What needs to be done: Work through the data line by line, gathering every line that has the word "Back".
────────────────────
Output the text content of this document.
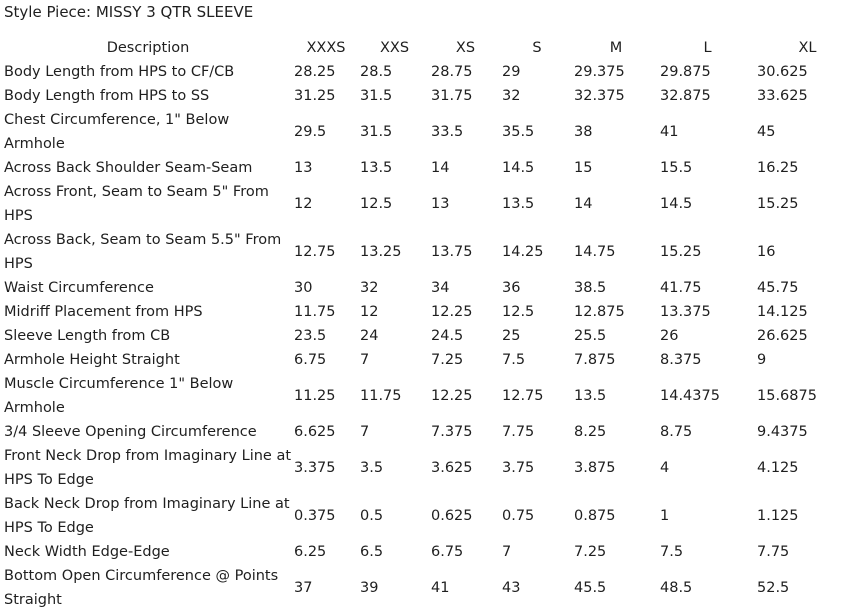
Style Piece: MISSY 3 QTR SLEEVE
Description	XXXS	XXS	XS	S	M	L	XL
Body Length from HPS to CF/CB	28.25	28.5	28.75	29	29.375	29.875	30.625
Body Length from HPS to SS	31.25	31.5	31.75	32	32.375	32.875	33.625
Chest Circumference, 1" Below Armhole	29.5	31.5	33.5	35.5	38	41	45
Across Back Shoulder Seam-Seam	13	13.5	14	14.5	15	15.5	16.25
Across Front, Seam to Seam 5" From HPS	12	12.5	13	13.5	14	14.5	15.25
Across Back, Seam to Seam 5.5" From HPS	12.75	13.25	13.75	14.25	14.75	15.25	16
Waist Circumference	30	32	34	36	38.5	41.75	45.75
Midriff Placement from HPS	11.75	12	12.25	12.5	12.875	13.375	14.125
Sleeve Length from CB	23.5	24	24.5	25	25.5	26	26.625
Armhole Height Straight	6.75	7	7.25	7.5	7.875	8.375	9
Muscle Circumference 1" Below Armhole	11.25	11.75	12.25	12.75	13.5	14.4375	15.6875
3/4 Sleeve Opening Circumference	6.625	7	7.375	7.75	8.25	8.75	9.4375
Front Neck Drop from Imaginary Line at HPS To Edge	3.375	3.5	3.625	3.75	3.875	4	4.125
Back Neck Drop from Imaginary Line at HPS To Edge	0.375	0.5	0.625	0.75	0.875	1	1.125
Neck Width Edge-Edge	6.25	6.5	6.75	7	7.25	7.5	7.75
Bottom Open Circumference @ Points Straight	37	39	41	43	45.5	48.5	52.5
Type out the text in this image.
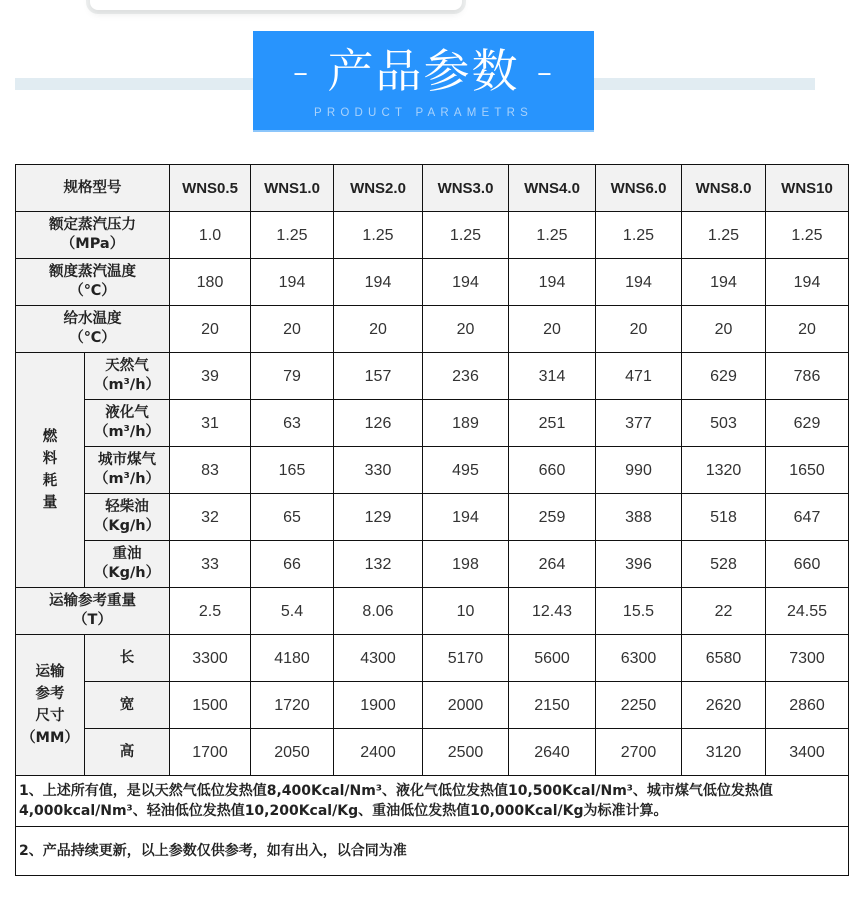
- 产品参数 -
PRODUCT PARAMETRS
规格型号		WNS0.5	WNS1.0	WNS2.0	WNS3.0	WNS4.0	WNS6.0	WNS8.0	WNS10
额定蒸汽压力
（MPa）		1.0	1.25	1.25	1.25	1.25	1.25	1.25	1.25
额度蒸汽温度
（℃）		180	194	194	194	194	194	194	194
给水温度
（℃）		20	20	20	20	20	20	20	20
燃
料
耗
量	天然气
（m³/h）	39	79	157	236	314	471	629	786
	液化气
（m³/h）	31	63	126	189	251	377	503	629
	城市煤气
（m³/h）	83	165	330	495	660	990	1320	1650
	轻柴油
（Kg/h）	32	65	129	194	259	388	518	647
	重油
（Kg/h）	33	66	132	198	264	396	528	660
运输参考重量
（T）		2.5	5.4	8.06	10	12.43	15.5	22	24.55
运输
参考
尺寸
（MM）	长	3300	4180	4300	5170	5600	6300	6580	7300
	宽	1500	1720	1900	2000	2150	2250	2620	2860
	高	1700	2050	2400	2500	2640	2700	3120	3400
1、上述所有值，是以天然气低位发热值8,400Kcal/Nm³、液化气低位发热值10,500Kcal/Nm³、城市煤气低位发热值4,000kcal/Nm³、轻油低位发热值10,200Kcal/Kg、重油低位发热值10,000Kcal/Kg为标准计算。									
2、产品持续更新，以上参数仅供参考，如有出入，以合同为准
────────────────────
Result for this task:
Across Back Shoulder Seam-Seam	13	13.5	14	14.5	15	15.5	16.25
Across Back, Seam to Seam 5.5" From HPS	12.75	13.25	13.75	14.25	14.75	15.25	16
Back Neck Drop from Imaginary Line at HPS To Edge	0.375	0.5	0.625	0.75	0.875	1	1.125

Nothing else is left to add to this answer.